> _Work to be completed_:
Can you rewrite the lines from the one with "data-point bbox=[834, 473, 842, 480]" to the one with "data-point bbox=[714, 595, 721, 602]" as a JSON list of strings, one string per line?

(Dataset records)
-=-=-

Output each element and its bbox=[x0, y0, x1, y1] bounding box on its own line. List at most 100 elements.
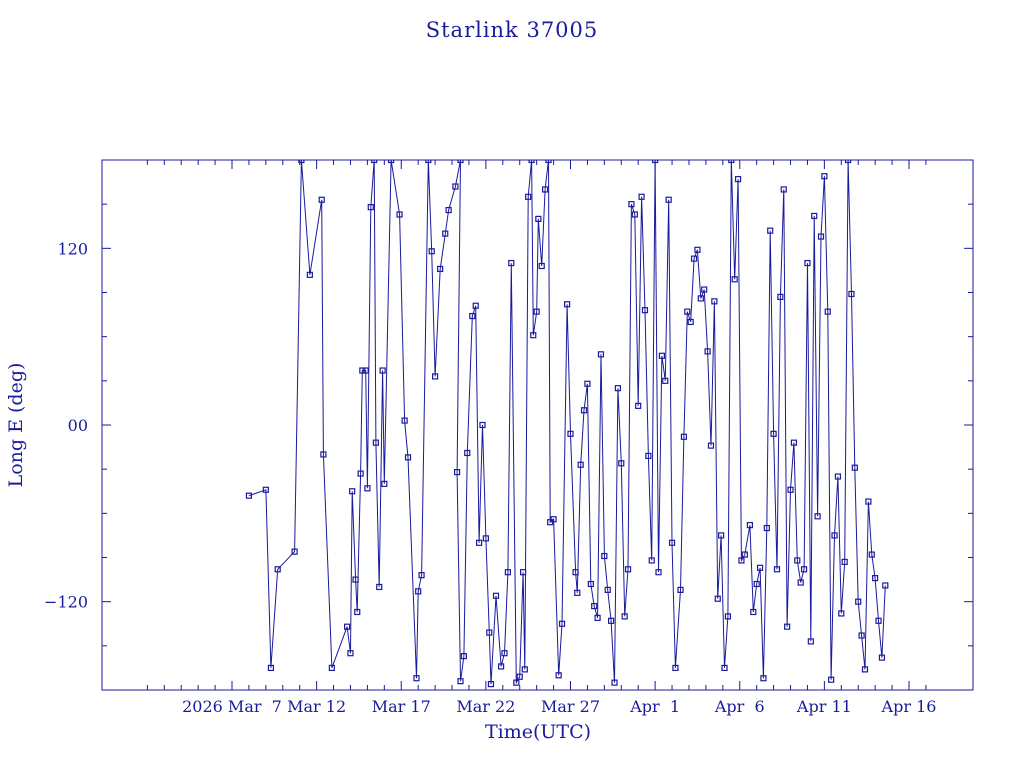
data-point bbox=[834, 473, 842, 480]
data-point bbox=[784, 623, 791, 630]
data-point bbox=[401, 417, 408, 424]
data-point bbox=[452, 183, 459, 190]
data-point bbox=[718, 532, 725, 539]
data-point bbox=[741, 551, 748, 558]
data-point bbox=[535, 215, 542, 222]
data-point bbox=[262, 486, 269, 493]
data-point bbox=[800, 566, 808, 573]
data-point bbox=[501, 650, 508, 657]
data-point bbox=[714, 595, 721, 602]
data-point bbox=[352, 576, 359, 583]
data-point bbox=[413, 675, 420, 682]
data-point bbox=[357, 470, 364, 477]
data-point bbox=[594, 614, 601, 621]
data-point bbox=[690, 255, 698, 262]
data-point bbox=[811, 212, 818, 220]
data-point bbox=[787, 486, 794, 493]
data-point bbox=[574, 589, 581, 596]
data-point bbox=[381, 480, 388, 487]
data-point bbox=[376, 583, 383, 591]
axis-ticks bbox=[102, 159, 973, 691]
data-point bbox=[750, 608, 757, 616]
data-point bbox=[567, 430, 574, 437]
data-point bbox=[824, 308, 831, 315]
data-point bbox=[780, 186, 787, 193]
data-point bbox=[487, 681, 495, 688]
series-line bbox=[248, 160, 886, 685]
data-point bbox=[635, 402, 642, 409]
data-point bbox=[379, 367, 386, 374]
data-point bbox=[460, 653, 467, 660]
y-axis-title: Long E (deg) bbox=[5, 363, 27, 488]
data-point bbox=[572, 569, 579, 576]
data-point bbox=[538, 262, 545, 270]
data-point bbox=[855, 598, 862, 605]
data-point bbox=[354, 608, 361, 616]
data-point bbox=[767, 227, 774, 234]
data-point bbox=[577, 461, 584, 468]
data-point bbox=[267, 664, 275, 672]
data-point bbox=[298, 160, 305, 164]
y-tick-label: 120 bbox=[57, 239, 88, 258]
data-point bbox=[387, 160, 395, 164]
data-point bbox=[542, 186, 549, 193]
data-point bbox=[445, 206, 452, 214]
data-point bbox=[349, 488, 356, 495]
data-point bbox=[641, 307, 649, 314]
data-point bbox=[662, 377, 669, 384]
data-point bbox=[875, 617, 882, 624]
data-point bbox=[665, 196, 672, 203]
data-point bbox=[858, 632, 865, 639]
data-point bbox=[738, 557, 745, 564]
data-point bbox=[724, 613, 732, 620]
data-point bbox=[814, 513, 821, 520]
data-point bbox=[291, 548, 298, 555]
data-point bbox=[704, 348, 711, 355]
data-point bbox=[790, 439, 798, 446]
data-point bbox=[513, 679, 520, 686]
chart-title: Starlink 37005 bbox=[426, 18, 599, 42]
data-point bbox=[597, 351, 605, 358]
data-point bbox=[367, 204, 374, 211]
data-point bbox=[697, 295, 704, 302]
data-point bbox=[359, 367, 366, 374]
data-point bbox=[794, 557, 801, 564]
data-point bbox=[457, 160, 464, 164]
data-point bbox=[618, 460, 625, 467]
data-point bbox=[464, 449, 471, 457]
data-point bbox=[821, 173, 828, 180]
data-point bbox=[432, 373, 439, 380]
data-point bbox=[645, 452, 652, 460]
data-point bbox=[479, 421, 486, 429]
data-point bbox=[770, 430, 777, 437]
data-point bbox=[668, 539, 676, 546]
data-point bbox=[677, 586, 684, 593]
data-point bbox=[621, 613, 628, 620]
data-point bbox=[550, 516, 557, 523]
data-point bbox=[482, 535, 489, 542]
data-point bbox=[680, 433, 687, 440]
data-point bbox=[404, 454, 412, 461]
x-tick-label: 2026 Mar 7 bbox=[182, 697, 282, 716]
data-point bbox=[347, 650, 354, 657]
y-tick-label: −120 bbox=[44, 593, 88, 612]
data-point bbox=[614, 385, 621, 392]
data-point bbox=[882, 582, 889, 589]
data-point bbox=[558, 620, 566, 627]
data-point bbox=[516, 673, 523, 680]
data-point bbox=[701, 286, 708, 293]
x-tick-label: Mar 27 bbox=[541, 697, 600, 716]
x-tick-label: Apr 11 bbox=[796, 697, 852, 716]
data-point bbox=[492, 592, 500, 599]
data-point bbox=[648, 557, 655, 564]
data-point bbox=[520, 569, 527, 576]
data-point bbox=[415, 588, 422, 595]
data-point bbox=[694, 246, 701, 253]
data-point bbox=[763, 524, 770, 532]
data-point bbox=[530, 332, 537, 339]
data-point bbox=[817, 233, 825, 240]
data-point bbox=[777, 293, 784, 301]
x-tick-label: Mar 22 bbox=[456, 697, 515, 716]
data-point bbox=[274, 566, 281, 573]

-=-=-

> _Reply_:
[
  "data-point bbox=[834, 473, 842, 480]",
  "data-point bbox=[784, 623, 791, 630]",
  "data-point bbox=[401, 417, 408, 424]",
  "data-point bbox=[452, 183, 459, 190]",
  "data-point bbox=[718, 532, 725, 539]",
  "data-point bbox=[741, 551, 748, 558]",
  "data-point bbox=[535, 215, 542, 222]",
  "data-point bbox=[262, 486, 269, 493]",
  "data-point bbox=[800, 566, 808, 573]",
  "data-point bbox=[501, 650, 508, 657]",
  "data-point bbox=[714, 595, 721, 602]"
]